### REQUIREMENTS
Images are excluded; otherwise, output every record exactly.

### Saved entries
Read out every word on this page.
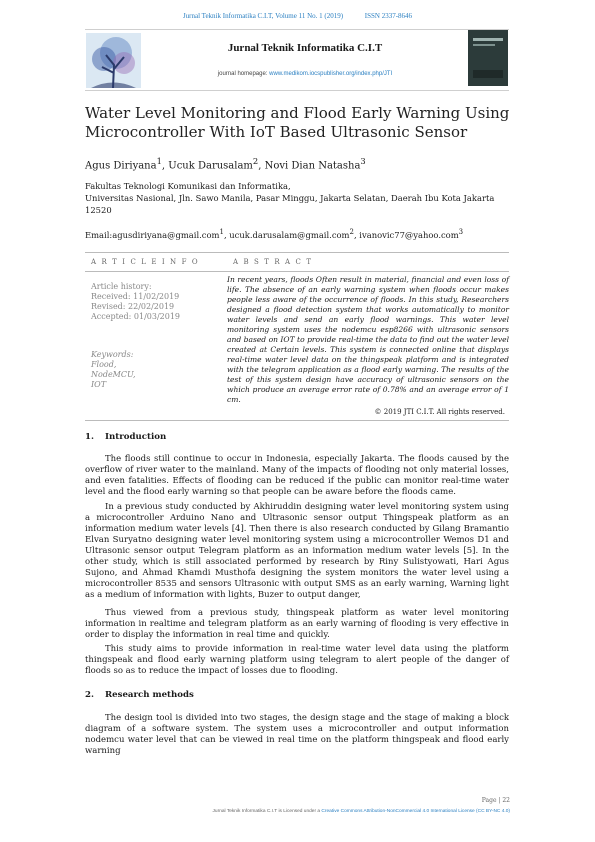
Jurnal Teknik Informatika C.I.T, Volume 11 No. 1 (2019)	ISSN 2337-8646
Jurnal Teknik Informatika C.I.T
journal homepage: www.medikom.iocspublisher.org/index.php/JTI
Water Level Monitoring and Flood Early Warning Using Microcontroller With IoT Based Ultrasonic Sensor
Agus Diriyana$^1$, Ucuk Darusalam$^2$, Novi Dian Natasha$^3$
Fakultas Teknologi Komunikasi dan Informatika,
Universitas Nasional, Jln. Sawo Manila, Pasar Minggu, Jakarta Selatan, Daerah Ibu Kota Jakarta
12520
Email:agusdiriyana@gmail.com$^1$, ucuk.darusalam@gmail.com$^2$, ivanovic77@yahoo.com$^3$
A R T I C L E I N F O	A B S T R A C T
Article history:
Received: 11/02/2019
Revised: 22/02/2019
Accepted: 01/03/2019
Keywords:
Flood,
NodeMCU,
IOT
In recent years, floods Often result in material, financial and even loss of life. The absence of an early warning system when floods occur makes people less aware of the occurrence of floods. In this study, Researchers designed a flood detection system that works automatically to monitor water levels and send an early flood warnings. This water level monitoring system uses the nodemcu esp8266 with ultrasonic sensors and based on IOT to provide real-time the data to find out the water level created at Certain levels. This system is connected online that displays real-time water level data on the thingspeak platform and is integrated with the telegram application as a flood early warning. The results of the test of this system design have accuracy of ultrasonic sensors on the which produce an average error rate of 0.78% and an average error of 1 cm.
© 2019 JTI C.I.T. All rights reserved.
1. Introduction
The floods still continue to occur in Indonesia, especially Jakarta. The floods caused by the overflow of river water to the mainland. Many of the impacts of flooding not only material losses, and even fatalities. Effects of flooding can be reduced if the public can monitor real-time water level and the flood early warning so that people can be aware before the floods came.
In a previous study conducted by Akhiruddin designing water level monitoring system using a microcontroller Arduino Nano and Ultrasonic sensor output Thingspeak platform as an information medium water levels [4]. Then there is also research conducted by Gilang Bramantio Elvan Suryatno designing water level monitoring system using a microcontroller Wemos D1 and Ultrasonic sensor output Telegram platform as an information medium water levels [5]. In the other study, which is still associated performed by research by Riny Sulistyowati, Hari Agus Sujono, and Ahmad Khamdi Musthofa designing the system monitors the water level using a microcontroller 8535 and sensors Ultrasonic with output SMS as an early warning, Warning light as a medium of information with lights, Buzer to output danger,
Thus viewed from a previous study, thingspeak platform as water level monitoring information in realtime and telegram platform as an early warning of flooding is very effective in order to display the information in real time and quickly.
This study aims to provide information in real-time water level data using the platform thingspeak and flood early warning platform using telegram to alert people of the danger of floods so as to reduce the impact of losses due to flooding.
2. Research methods
The design tool is divided into two stages, the design stage and the stage of making a block diagram of a software system. The system uses a microcontroller and output information nodemcu water level that can be viewed in real time on the platform thingspeak and flood early warning
Page | 22
Jurnal Teknik Informatika C.I.T is Licensed under a Creative Commons Attribution-NonCommercial 4.0 International License (CC BY-NC 4.0)
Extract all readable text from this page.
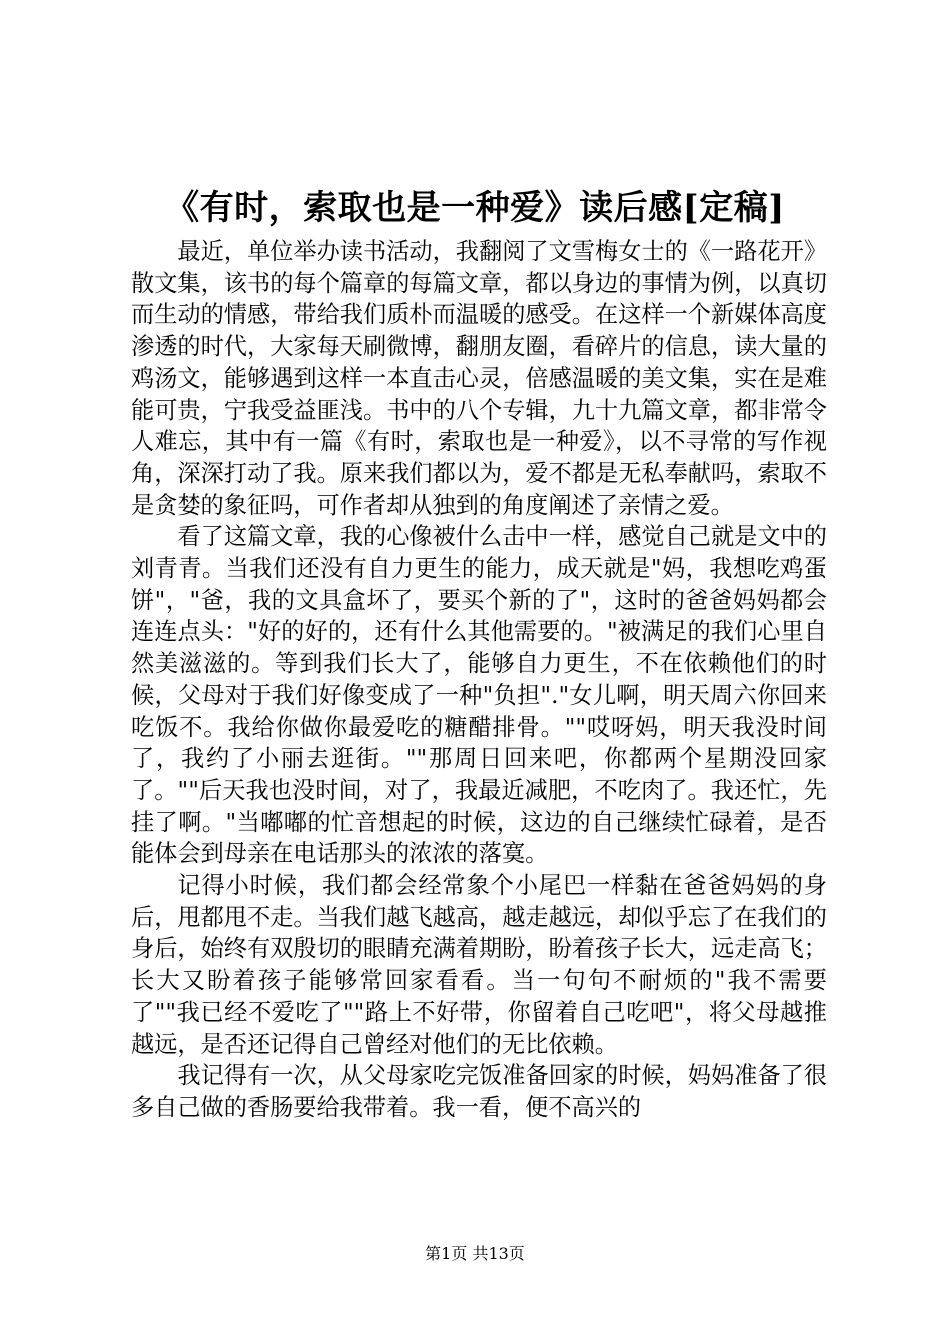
《有时，索取也是一种爱》读后感[定稿]

最近，单位举办读书活动，我翻阅了文雪梅女士的《一路花开》散文集，该书的每个篇章的每篇文章，都以身边的事情为例，以真切而生动的情感，带给我们质朴而温暖的感受。在这样一个新媒体高度渗透的时代，大家每天刷微博，翻朋友圈，看碎片的信息，读大量的鸡汤文，能够遇到这样一本直击心灵，倍感温暖的美文集，实在是难能可贵，宁我受益匪浅。书中的八个专辑，九十九篇文章，都非常令人难忘，其中有一篇《有时，索取也是一种爱》，以不寻常的写作视角，深深打动了我。原来我们都以为，爱不都是无私奉献吗，索取不是贪婪的象征吗，可作者却从独到的角度阐述了亲情之爱。

看了这篇文章，我的心像被什么击中一样，感觉自己就是文中的刘青青。当我们还没有自力更生的能力，成天就是"妈，我想吃鸡蛋饼"，"爸，我的文具盒坏了，要买个新的了"，这时的爸爸妈妈都会连连点头："好的好的，还有什么其他需要的。"被满足的我们心里自然美滋滋的。等到我们长大了，能够自力更生，不在依赖他们的时候，父母对于我们好像变成了一种"负担"."女儿啊，明天周六你回来吃饭不。我给你做你最爱吃的糖醋排骨。""哎呀妈，明天我没时间了，我约了小丽去逛街。""那周日回来吧，你都两个星期没回家了。""后天我也没时间，对了，我最近减肥，不吃肉了。我还忙，先挂了啊。"当嘟嘟的忙音想起的时候，这边的自己继续忙碌着，是否能体会到母亲在电话那头的浓浓的落寞。

记得小时候，我们都会经常象个小尾巴一样黏在爸爸妈妈的身后，甩都甩不走。当我们越飞越高，越走越远，却似乎忘了在我们的身后，始终有双殷切的眼睛充满着期盼，盼着孩子长大，远走高飞；长大又盼着孩子能够常回家看看。当一句句不耐烦的"我不需要了""我已经不爱吃了""路上不好带，你留着自己吃吧"，将父母越推越远，是否还记得自己曾经对他们的无比依赖。

我记得有一次，从父母家吃完饭准备回家的时候，妈妈准备了很多自己做的香肠要给我带着。我一看，便不高兴的

第1页 共13页
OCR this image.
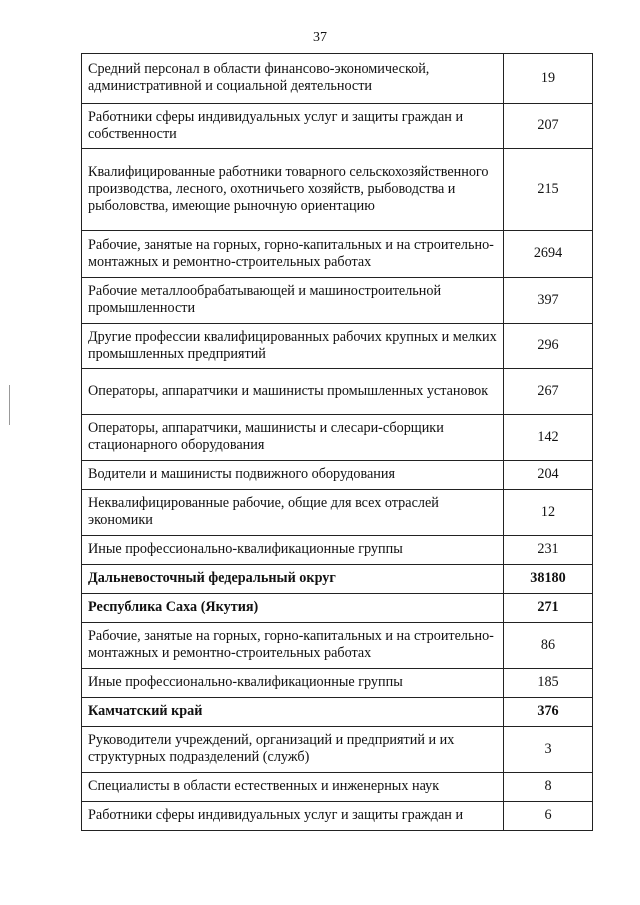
37
Средний персонал в области финансово-экономической, административной и социальной деятельности	19
Работники сферы индивидуальных услуг и защиты граждан и собственности	207
Квалифицированные работники товарного сельскохозяйственного производства, лесного, охотничьего хозяйств, рыбоводства и рыболовства, имеющие рыночную ориентацию	215
Рабочие, занятые на горных, горно-капитальных и на строительно-монтажных и ремонтно-строительных работах	2694
Рабочие металлообрабатывающей и машиностроительной промышленности	397
Другие профессии квалифицированных рабочих крупных и мелких промышленных предприятий	296
Операторы, аппаратчики и машинисты промышленных установок	267
Операторы, аппаратчики, машинисты и слесари-сборщики стационарного оборудования	142
Водители и машинисты подвижного оборудования	204
Неквалифицированные рабочие, общие для всех отраслей экономики	12
Иные профессионально-квалификационные группы	231
Дальневосточный федеральный округ	38180
Республика Саха (Якутия)	271
Рабочие, занятые на горных, горно-капитальных и на строительно-монтажных и ремонтно-строительных работах	86
Иные профессионально-квалификационные группы	185
Камчатский край	376
Руководители учреждений, организаций и предприятий и их структурных подразделений (служб)	3
Специалисты в области естественных и инженерных наук	8
Работники сферы индивидуальных услуг и защиты граждан и	6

### TASK ANSWER
Read out every word on this page.
Jurnal Teknik Informatika C.I.T, Volume 11 No. 1 (2019)	ISSN 2337-8646
Jurnal Teknik Informatika C.I.T
journal homepage: www.medikom.iocspublisher.org/index.php/JTI
Water Level Monitoring and Flood Early Warning Using Microcontroller With IoT Based Ultrasonic Sensor
Agus Diriyana$^1$, Ucuk Darusalam$^2$, Novi Dian Natasha$^3$
Fakultas Teknologi Komunikasi dan Informatika,
Universitas Nasional, Jln. Sawo Manila, Pasar Minggu, Jakarta Selatan, Daerah Ibu Kota Jakarta
12520
Email:agusdiriyana@gmail.com$^1$, ucuk.darusalam@gmail.com$^2$, ivanovic77@yahoo.com$^3$
A R T I C L E I N F O	A B S T R A C T
Article history:
Received: 11/02/2019
Revised: 22/02/2019
Accepted: 01/03/2019
Keywords:
Flood,
NodeMCU,
IOT
In recent years, floods Often result in material, financial and even loss of life. The absence of an early warning system when floods occur makes people less aware of the occurrence of floods. In this study, Researchers designed a flood detection system that works automatically to monitor water levels and send an early flood warnings. This water level monitoring system uses the nodemcu esp8266 with ultrasonic sensors and based on IOT to provide real-time the data to find out the water level created at Certain levels. This system is connected online that displays real-time water level data on the thingspeak platform and is integrated with the telegram application as a flood early warning. The results of the test of this system design have accuracy of ultrasonic sensors on the which produce an average error rate of 0.78% and an average error of 1 cm.
© 2019 JTI C.I.T. All rights reserved.
1. Introduction
The floods still continue to occur in Indonesia, especially Jakarta. The floods caused by the overflow of river water to the mainland. Many of the impacts of flooding not only material losses, and even fatalities. Effects of flooding can be reduced if the public can monitor real-time water level and the flood early warning so that people can be aware before the floods came.
In a previous study conducted by Akhiruddin designing water level monitoring system using a microcontroller Arduino Nano and Ultrasonic sensor output Thingspeak platform as an information medium water levels [4]. Then there is also research conducted by Gilang Bramantio Elvan Suryatno designing water level monitoring system using a microcontroller Wemos D1 and Ultrasonic sensor output Telegram platform as an information medium water levels [5]. In the other study, which is still associated performed by research by Riny Sulistyowati, Hari Agus Sujono, and Ahmad Khamdi Musthofa designing the system monitors the water level using a microcontroller 8535 and sensors Ultrasonic with output SMS as an early warning, Warning light as a medium of information with lights, Buzer to output danger,
Thus viewed from a previous study, thingspeak platform as water level monitoring information in realtime and telegram platform as an early warning of flooding is very effective in order to display the information in real time and quickly.
This study aims to provide information in real-time water level data using the platform thingspeak and flood early warning platform using telegram to alert people of the danger of floods so as to reduce the impact of losses due to flooding.
2. Research methods
The design tool is divided into two stages, the design stage and the stage of making a block diagram of a software system. The system uses a microcontroller and output information nodemcu water level that can be viewed in real time on the platform thingspeak and flood early warning
Page | 22
Jurnal Teknik Informatika C.I.T is Licensed under a Creative Commons Attribution-NonCommercial 4.0 International License (CC BY-NC 4.0)
Extract all readable text from this page.
《有时，索取也是一种爱》读后感[定稿]

最近，单位举办读书活动，我翻阅了文雪梅女士的《一路花开》散文集，该书的每个篇章的每篇文章，都以身边的事情为例，以真切而生动的情感，带给我们质朴而温暖的感受。在这样一个新媒体高度渗透的时代，大家每天刷微博，翻朋友圈，看碎片的信息，读大量的鸡汤文，能够遇到这样一本直击心灵，倍感温暖的美文集，实在是难能可贵，宁我受益匪浅。书中的八个专辑，九十九篇文章，都非常令人难忘，其中有一篇《有时，索取也是一种爱》，以不寻常的写作视角，深深打动了我。原来我们都以为，爱不都是无私奉献吗，索取不是贪婪的象征吗，可作者却从独到的角度阐述了亲情之爱。

看了这篇文章，我的心像被什么击中一样，感觉自己就是文中的刘青青。当我们还没有自力更生的能力，成天就是"妈，我想吃鸡蛋饼"，"爸，我的文具盒坏了，要买个新的了"，这时的爸爸妈妈都会连连点头："好的好的，还有什么其他需要的。"被满足的我们心里自然美滋滋的。等到我们长大了，能够自力更生，不在依赖他们的时候，父母对于我们好像变成了一种"负担"."女儿啊，明天周六你回来吃饭不。我给你做你最爱吃的糖醋排骨。""哎呀妈，明天我没时间了，我约了小丽去逛街。""那周日回来吧，你都两个星期没回家了。""后天我也没时间，对了，我最近减肥，不吃肉了。我还忙，先挂了啊。"当嘟嘟的忙音想起的时候，这边的自己继续忙碌着，是否能体会到母亲在电话那头的浓浓的落寞。

记得小时候，我们都会经常象个小尾巴一样黏在爸爸妈妈的身后，甩都甩不走。当我们越飞越高，越走越远，却似乎忘了在我们的身后，始终有双殷切的眼睛充满着期盼，盼着孩子长大，远走高飞；长大又盼着孩子能够常回家看看。当一句句不耐烦的"我不需要了""我已经不爱吃了""路上不好带，你留着自己吃吧"，将父母越推越远，是否还记得自己曾经对他们的无比依赖。

我记得有一次，从父母家吃完饭准备回家的时候，妈妈准备了很多自己做的香肠要给我带着。我一看，便不高兴的

第1页 共13页
OCR this image.
37
Средний персонал в области финансово-экономической, административной и социальной деятельности	19
Работники сферы индивидуальных услуг и защиты граждан и собственности	207
Квалифицированные работники товарного сельскохозяйственного производства, лесного, охотничьего хозяйств, рыбоводства и рыболовства, имеющие рыночную ориентацию	215
Рабочие, занятые на горных, горно-капитальных и на строительно-монтажных и ремонтно-строительных работах	2694
Рабочие металлообрабатывающей и машиностроительной промышленности	397
Другие профессии квалифицированных рабочих крупных и мелких промышленных предприятий	296
Операторы, аппаратчики и машинисты промышленных установок	267
Операторы, аппаратчики, машинисты и слесари-сборщики стационарного оборудования	142
Водители и машинисты подвижного оборудования	204
Неквалифицированные рабочие, общие для всех отраслей экономики	12
Иные профессионально-квалификационные группы	231
Дальневосточный федеральный округ	38180
Республика Саха (Якутия)	271
Рабочие, занятые на горных, горно-капитальных и на строительно-монтажных и ремонтно-строительных работах	86
Иные профессионально-квалификационные группы	185
Камчатский край	376
Руководители учреждений, организаций и предприятий и их структурных подразделений (служб)	3
Специалисты в области естественных и инженерных наук	8
Работники сферы индивидуальных услуг и защиты граждан и	6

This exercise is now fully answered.